TASK STATEMENT →
Go through each line of the records below and count those with the word "this". Give only the count.

INPUT RECORDS →
════════

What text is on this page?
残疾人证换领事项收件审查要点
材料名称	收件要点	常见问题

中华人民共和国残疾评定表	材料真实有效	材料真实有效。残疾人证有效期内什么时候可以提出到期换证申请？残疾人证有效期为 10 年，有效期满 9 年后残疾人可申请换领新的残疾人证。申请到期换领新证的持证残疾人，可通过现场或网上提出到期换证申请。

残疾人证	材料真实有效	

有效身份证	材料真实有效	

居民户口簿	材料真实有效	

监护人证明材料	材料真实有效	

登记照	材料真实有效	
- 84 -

════════

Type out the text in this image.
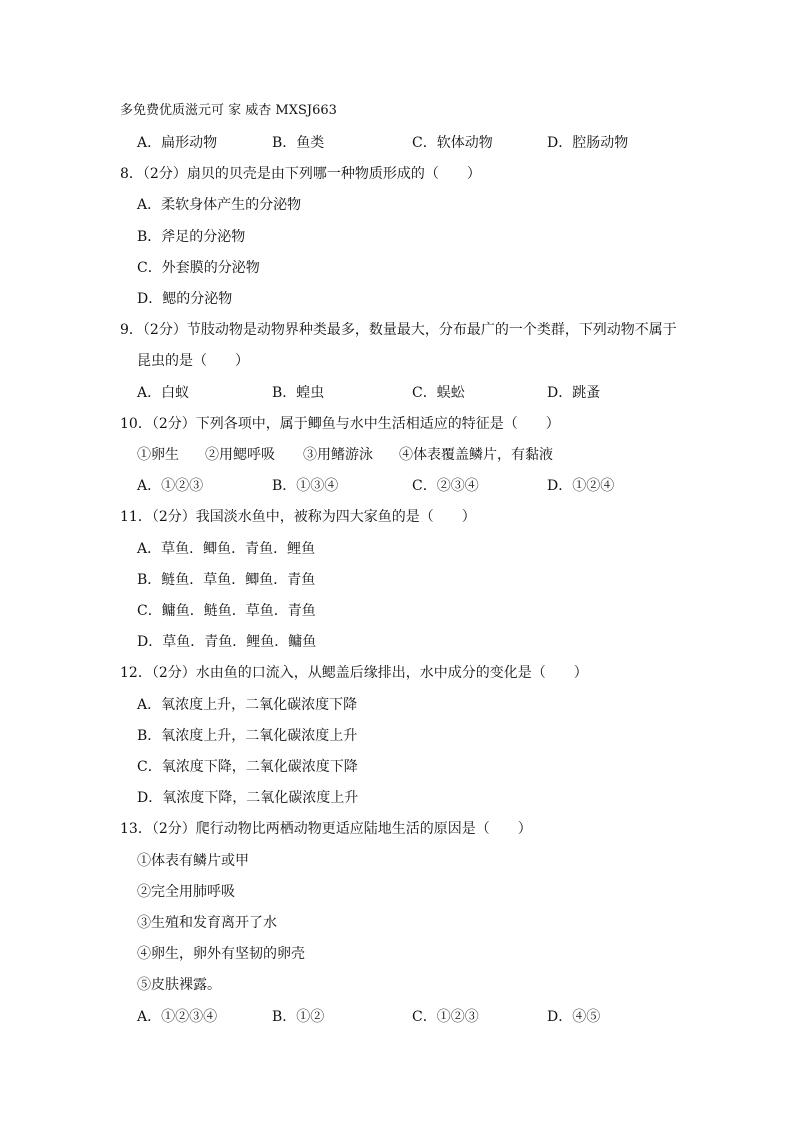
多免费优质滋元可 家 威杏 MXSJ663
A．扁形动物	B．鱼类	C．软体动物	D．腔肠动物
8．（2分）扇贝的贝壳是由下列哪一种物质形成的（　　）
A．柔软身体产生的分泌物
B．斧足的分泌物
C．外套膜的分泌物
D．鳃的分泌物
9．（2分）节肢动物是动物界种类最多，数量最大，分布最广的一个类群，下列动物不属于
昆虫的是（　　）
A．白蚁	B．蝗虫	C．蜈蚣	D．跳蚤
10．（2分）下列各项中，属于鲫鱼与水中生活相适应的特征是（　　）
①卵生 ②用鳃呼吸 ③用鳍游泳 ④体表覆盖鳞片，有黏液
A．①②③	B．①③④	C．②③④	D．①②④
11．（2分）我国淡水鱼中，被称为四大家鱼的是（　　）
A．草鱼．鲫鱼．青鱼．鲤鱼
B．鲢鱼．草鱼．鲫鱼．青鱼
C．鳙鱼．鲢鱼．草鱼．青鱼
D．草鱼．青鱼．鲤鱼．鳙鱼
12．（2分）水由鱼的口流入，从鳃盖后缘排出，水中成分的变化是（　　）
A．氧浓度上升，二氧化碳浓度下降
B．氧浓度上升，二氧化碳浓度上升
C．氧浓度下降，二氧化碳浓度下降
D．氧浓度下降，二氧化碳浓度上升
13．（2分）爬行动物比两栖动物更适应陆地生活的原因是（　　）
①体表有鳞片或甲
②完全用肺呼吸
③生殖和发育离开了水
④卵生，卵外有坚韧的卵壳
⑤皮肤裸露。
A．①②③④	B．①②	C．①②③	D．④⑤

════════

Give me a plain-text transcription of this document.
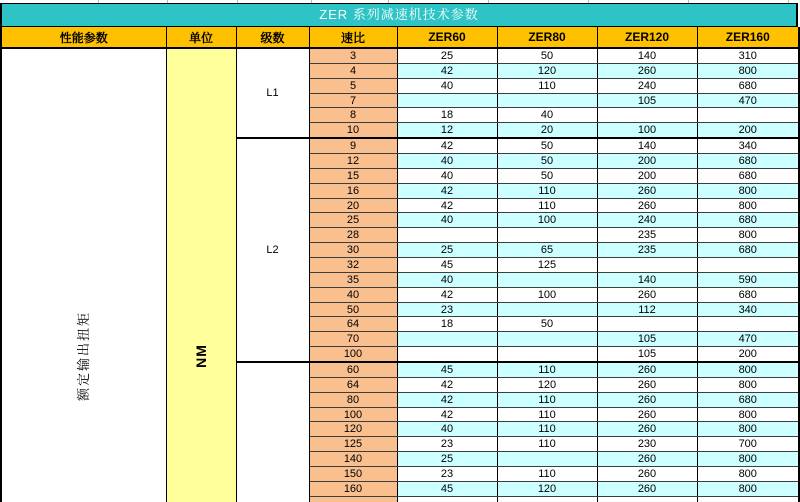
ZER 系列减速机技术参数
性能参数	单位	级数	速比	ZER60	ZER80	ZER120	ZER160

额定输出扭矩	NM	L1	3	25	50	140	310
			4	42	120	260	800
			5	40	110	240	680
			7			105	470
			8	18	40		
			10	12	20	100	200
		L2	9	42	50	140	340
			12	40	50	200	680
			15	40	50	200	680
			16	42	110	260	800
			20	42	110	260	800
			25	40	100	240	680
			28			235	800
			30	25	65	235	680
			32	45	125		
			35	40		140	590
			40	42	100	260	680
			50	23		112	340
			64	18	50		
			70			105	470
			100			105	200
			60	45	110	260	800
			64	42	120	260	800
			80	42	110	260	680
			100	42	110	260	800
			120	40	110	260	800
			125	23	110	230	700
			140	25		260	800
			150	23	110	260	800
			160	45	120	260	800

════════

FULL OUTPUT →
3